— START OF EXERCISE INPUT —

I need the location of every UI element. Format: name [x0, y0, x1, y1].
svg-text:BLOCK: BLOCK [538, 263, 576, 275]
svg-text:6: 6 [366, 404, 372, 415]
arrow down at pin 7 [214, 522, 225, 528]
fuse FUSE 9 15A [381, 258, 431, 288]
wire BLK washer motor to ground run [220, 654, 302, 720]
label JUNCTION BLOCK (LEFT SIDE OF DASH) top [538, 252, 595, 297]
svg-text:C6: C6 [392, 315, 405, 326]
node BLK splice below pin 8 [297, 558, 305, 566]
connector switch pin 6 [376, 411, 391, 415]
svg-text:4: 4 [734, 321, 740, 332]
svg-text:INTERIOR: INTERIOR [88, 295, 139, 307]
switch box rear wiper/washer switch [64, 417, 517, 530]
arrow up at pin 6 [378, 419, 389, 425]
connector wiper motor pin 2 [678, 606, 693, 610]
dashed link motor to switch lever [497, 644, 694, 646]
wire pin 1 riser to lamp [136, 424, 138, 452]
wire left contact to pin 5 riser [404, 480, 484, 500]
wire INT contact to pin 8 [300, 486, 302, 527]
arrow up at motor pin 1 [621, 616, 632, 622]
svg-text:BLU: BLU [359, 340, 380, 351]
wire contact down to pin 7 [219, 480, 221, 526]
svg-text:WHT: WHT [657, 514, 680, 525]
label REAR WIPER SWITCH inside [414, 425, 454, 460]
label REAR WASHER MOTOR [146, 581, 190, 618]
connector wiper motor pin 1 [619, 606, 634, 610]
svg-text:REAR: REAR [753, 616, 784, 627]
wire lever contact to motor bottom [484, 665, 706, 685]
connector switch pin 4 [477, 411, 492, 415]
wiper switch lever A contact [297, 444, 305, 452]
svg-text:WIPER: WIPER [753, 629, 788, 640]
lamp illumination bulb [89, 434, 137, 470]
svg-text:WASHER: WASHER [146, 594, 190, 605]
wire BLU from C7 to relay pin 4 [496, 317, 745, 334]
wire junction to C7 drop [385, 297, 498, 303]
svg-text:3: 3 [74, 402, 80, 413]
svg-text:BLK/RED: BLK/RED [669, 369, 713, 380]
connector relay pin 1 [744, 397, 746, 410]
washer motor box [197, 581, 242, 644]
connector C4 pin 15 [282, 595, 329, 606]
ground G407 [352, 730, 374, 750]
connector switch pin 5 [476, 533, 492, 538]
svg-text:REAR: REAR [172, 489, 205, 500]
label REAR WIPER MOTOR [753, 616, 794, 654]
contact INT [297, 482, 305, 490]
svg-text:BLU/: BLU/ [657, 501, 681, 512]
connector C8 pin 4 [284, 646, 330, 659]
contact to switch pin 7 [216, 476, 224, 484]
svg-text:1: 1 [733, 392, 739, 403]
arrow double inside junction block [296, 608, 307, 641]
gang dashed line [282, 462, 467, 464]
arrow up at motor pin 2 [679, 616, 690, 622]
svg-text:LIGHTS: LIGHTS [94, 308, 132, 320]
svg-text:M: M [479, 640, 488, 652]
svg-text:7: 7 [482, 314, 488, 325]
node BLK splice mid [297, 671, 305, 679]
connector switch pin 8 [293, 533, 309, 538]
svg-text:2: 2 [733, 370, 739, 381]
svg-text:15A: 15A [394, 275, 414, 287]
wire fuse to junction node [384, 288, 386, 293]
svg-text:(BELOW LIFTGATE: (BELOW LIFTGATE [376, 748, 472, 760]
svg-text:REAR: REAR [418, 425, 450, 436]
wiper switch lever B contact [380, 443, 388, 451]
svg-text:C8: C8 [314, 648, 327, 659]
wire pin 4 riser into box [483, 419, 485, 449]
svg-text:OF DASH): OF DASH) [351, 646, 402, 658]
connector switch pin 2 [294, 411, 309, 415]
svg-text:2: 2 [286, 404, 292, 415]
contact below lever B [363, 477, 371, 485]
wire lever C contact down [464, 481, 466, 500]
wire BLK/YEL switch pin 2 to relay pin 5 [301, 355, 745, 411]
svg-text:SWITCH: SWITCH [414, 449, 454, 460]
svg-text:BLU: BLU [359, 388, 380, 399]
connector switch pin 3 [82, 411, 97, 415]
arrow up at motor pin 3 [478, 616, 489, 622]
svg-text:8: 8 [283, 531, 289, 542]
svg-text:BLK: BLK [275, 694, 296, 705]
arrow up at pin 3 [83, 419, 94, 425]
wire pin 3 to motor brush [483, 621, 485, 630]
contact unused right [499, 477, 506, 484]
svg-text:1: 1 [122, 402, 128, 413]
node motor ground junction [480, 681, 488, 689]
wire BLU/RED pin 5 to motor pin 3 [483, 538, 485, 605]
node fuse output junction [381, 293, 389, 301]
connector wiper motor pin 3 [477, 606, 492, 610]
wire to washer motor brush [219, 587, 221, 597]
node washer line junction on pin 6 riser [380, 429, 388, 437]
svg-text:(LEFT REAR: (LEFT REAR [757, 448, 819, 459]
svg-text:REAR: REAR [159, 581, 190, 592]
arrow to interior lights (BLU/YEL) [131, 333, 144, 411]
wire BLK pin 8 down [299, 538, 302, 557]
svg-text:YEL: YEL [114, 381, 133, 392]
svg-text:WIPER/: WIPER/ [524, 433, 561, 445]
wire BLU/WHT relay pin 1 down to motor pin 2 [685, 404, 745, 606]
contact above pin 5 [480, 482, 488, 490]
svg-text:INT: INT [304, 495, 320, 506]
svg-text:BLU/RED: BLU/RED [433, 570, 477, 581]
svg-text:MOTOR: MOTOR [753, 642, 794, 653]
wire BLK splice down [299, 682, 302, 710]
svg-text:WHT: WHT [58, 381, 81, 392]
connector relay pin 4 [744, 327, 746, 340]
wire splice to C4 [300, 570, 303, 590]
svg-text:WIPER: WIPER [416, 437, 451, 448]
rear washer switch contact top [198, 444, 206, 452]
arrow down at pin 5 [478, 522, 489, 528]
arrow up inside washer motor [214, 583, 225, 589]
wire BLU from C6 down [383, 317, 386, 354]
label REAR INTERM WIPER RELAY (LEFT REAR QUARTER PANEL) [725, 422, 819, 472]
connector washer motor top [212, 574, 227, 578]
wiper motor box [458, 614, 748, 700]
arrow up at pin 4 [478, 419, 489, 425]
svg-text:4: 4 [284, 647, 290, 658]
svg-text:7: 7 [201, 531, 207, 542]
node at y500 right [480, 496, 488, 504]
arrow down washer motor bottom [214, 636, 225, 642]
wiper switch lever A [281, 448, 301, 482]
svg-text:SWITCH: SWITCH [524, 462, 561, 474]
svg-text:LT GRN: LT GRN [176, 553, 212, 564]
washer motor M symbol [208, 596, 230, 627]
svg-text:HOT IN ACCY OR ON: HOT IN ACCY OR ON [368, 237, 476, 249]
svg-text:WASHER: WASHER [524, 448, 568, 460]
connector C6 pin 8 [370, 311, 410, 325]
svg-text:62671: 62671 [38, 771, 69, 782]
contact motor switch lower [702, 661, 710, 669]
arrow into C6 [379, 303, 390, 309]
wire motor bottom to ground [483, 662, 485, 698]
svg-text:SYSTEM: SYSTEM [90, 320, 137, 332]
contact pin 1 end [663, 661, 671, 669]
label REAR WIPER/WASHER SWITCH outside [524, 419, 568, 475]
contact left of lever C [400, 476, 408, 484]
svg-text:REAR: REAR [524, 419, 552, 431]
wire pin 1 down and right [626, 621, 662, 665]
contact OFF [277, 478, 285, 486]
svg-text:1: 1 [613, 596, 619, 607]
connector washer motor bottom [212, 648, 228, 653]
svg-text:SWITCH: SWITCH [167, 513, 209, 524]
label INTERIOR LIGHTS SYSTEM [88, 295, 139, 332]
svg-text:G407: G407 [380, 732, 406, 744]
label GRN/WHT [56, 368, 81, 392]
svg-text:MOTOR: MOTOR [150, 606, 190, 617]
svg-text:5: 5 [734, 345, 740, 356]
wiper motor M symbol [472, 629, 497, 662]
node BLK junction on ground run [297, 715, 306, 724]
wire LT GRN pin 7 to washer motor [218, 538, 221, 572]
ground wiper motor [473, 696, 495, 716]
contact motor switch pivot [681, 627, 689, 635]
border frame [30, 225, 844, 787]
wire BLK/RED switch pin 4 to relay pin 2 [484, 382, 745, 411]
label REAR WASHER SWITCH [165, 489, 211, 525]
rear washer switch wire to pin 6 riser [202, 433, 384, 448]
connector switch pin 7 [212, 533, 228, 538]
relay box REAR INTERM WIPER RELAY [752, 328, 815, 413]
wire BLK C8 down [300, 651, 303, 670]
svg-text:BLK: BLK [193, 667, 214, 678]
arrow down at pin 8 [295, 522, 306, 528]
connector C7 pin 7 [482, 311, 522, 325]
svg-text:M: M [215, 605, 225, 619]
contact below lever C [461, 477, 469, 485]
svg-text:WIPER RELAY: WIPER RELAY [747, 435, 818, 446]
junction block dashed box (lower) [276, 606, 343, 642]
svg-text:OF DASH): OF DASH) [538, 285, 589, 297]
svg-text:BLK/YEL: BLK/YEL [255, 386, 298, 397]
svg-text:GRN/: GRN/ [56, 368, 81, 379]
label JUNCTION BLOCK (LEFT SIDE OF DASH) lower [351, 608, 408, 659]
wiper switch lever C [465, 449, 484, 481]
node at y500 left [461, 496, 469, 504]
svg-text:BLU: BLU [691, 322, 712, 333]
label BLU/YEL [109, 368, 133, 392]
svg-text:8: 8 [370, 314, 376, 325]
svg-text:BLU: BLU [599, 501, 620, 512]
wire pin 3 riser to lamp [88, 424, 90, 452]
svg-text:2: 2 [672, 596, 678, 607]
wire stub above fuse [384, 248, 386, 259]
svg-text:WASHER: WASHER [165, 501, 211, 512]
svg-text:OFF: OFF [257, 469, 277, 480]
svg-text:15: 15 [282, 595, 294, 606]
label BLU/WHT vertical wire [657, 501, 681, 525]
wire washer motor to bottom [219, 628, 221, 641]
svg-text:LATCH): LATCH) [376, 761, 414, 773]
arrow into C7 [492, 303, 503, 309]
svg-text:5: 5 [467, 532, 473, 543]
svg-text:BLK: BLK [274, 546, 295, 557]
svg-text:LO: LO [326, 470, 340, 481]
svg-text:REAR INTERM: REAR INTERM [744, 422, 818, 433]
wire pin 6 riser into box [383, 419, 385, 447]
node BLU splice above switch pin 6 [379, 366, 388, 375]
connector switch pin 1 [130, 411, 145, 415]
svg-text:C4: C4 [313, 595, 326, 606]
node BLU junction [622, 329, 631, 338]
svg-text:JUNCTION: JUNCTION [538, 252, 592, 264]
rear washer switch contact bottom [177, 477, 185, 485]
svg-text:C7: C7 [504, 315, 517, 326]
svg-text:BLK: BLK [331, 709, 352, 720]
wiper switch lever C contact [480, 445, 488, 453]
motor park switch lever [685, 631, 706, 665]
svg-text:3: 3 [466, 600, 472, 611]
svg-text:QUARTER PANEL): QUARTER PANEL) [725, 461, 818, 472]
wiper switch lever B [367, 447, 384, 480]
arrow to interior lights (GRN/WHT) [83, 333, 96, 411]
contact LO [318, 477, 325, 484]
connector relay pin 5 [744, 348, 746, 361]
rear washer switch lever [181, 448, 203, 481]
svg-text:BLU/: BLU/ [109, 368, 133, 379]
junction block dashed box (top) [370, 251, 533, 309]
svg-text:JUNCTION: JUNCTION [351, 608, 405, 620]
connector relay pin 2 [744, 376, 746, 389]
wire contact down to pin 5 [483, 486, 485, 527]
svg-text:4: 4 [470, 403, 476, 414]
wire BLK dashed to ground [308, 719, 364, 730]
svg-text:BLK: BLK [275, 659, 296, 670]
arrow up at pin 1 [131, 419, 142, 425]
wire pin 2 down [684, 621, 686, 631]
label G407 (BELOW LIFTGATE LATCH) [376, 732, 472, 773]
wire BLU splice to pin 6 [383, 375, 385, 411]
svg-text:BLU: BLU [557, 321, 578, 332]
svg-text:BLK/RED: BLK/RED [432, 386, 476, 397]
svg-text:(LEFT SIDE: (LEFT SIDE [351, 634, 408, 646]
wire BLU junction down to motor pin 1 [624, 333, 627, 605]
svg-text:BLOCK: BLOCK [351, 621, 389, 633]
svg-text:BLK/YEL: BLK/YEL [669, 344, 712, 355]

— END OF EXERCISE INPUT —

• **TASK BRIEF**
Output the records exactly as they appear, starting at the first line and ending at the line that contains "wire contact down to pin 7", with both of those lines included.

• **RESULT FOR THIS EXERCISE**
I need the location of every UI element. Format: name [x0, y0, x1, y1].
svg-text:BLOCK: BLOCK [538, 263, 576, 275]
svg-text:6: 6 [366, 404, 372, 415]
arrow down at pin 7 [214, 522, 225, 528]
fuse FUSE 9 15A [381, 258, 431, 288]
wire BLK washer motor to ground run [220, 654, 302, 720]
label JUNCTION BLOCK (LEFT SIDE OF DASH) top [538, 252, 595, 297]
svg-text:C6: C6 [392, 315, 405, 326]
node BLK splice below pin 8 [297, 558, 305, 566]
connector switch pin 6 [376, 411, 391, 415]
svg-text:4: 4 [734, 321, 740, 332]
svg-text:INTERIOR: INTERIOR [88, 295, 139, 307]
switch box rear wiper/washer switch [64, 417, 517, 530]
arrow up at pin 6 [378, 419, 389, 425]
connector wiper motor pin 2 [678, 606, 693, 610]
dashed link motor to switch lever [497, 644, 694, 646]
wire pin 1 riser to lamp [136, 424, 138, 452]
wire left contact to pin 5 riser [404, 480, 484, 500]
wire INT contact to pin 8 [300, 486, 302, 527]
arrow up at motor pin 1 [621, 616, 632, 622]
svg-text:BLU: BLU [359, 340, 380, 351]
wire contact down to pin 7 [219, 480, 221, 526]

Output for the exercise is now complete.